* start Entries *

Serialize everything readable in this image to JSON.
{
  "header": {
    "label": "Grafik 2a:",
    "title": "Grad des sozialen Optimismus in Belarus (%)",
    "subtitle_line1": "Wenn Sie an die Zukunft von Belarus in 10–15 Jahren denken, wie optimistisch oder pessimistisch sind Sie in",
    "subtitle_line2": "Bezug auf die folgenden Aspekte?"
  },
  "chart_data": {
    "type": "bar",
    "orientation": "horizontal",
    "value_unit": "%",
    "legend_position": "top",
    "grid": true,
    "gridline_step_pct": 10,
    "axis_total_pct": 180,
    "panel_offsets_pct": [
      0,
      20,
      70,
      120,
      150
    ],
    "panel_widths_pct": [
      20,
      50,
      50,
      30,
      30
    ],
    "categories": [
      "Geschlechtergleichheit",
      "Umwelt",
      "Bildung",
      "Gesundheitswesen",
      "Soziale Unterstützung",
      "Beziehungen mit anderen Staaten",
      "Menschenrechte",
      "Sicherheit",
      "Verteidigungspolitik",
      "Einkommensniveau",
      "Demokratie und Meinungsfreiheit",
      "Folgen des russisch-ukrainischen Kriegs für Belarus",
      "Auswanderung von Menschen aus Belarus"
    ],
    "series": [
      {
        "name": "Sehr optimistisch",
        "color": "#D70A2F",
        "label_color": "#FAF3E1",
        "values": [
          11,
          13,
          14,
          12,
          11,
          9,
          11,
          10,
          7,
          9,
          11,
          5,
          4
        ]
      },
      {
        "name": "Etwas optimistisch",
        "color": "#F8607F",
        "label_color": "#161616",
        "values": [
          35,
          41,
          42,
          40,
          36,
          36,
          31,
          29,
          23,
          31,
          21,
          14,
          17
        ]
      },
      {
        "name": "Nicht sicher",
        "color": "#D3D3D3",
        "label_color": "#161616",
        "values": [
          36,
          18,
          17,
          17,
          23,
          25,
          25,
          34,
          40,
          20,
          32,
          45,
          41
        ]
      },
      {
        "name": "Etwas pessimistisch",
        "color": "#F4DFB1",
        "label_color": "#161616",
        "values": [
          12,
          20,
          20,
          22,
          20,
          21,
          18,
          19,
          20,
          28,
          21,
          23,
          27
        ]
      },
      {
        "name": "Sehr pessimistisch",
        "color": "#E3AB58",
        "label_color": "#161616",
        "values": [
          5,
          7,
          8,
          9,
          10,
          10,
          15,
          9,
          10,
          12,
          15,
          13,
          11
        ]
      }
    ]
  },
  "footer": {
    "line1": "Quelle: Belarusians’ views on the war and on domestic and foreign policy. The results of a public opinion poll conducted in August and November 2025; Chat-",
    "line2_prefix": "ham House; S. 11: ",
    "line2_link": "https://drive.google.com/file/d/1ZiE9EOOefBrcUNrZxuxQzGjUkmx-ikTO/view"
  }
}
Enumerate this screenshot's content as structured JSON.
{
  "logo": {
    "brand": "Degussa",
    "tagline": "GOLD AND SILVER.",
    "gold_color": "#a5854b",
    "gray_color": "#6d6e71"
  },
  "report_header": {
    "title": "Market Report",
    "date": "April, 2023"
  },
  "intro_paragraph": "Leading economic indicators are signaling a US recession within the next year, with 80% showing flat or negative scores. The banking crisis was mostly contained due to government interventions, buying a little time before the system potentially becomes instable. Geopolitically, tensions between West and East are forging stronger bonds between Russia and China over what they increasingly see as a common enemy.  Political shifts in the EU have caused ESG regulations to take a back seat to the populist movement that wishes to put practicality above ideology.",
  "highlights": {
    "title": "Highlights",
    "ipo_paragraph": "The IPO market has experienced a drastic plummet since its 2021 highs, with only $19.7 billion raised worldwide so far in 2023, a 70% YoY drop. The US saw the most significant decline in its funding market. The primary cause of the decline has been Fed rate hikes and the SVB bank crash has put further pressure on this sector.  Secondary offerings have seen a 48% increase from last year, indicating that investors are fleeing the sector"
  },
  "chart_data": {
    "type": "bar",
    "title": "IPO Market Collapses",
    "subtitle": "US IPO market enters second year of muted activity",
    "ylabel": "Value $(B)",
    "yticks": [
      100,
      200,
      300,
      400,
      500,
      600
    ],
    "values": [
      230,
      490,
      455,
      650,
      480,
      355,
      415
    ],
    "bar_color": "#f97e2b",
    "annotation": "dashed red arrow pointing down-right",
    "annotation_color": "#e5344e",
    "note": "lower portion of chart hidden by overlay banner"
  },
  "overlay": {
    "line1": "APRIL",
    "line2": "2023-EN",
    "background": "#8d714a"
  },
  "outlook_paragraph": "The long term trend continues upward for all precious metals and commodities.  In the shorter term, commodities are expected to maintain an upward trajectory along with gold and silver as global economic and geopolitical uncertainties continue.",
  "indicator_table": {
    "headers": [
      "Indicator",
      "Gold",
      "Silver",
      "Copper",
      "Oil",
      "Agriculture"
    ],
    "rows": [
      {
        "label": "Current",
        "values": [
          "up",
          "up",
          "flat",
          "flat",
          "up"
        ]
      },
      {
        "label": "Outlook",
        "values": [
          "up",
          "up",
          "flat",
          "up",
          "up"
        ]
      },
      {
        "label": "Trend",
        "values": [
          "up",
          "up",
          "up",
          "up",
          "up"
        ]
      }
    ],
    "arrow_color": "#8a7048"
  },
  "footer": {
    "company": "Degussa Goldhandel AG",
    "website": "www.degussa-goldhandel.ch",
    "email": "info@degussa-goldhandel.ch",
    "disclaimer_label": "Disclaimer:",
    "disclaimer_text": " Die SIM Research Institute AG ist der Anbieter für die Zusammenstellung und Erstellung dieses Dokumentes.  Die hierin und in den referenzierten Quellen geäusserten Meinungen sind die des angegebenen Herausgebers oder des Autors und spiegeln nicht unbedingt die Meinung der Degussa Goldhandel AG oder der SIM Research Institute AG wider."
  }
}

* end Entries *

Aim of the task —
For each line of the entries that includes "this", show that line.

Exercise solution —
Serialize everything readable in this image to JSON.
Enumerate this screenshot's content as structured JSON.
    "ipo_paragraph": "The IPO market has experienced a drastic plummet since its 2021 highs, with only $19.7 billion raised worldwide so far in 2023, a 70% YoY drop. The US saw the most significant decline in its funding market. The primary cause of the decline has been Fed rate hikes and the SVB bank crash has put further pressure on this sector.  Secondary offerings have seen a 48% increase from last year, indicating that investors are fleeing the sector"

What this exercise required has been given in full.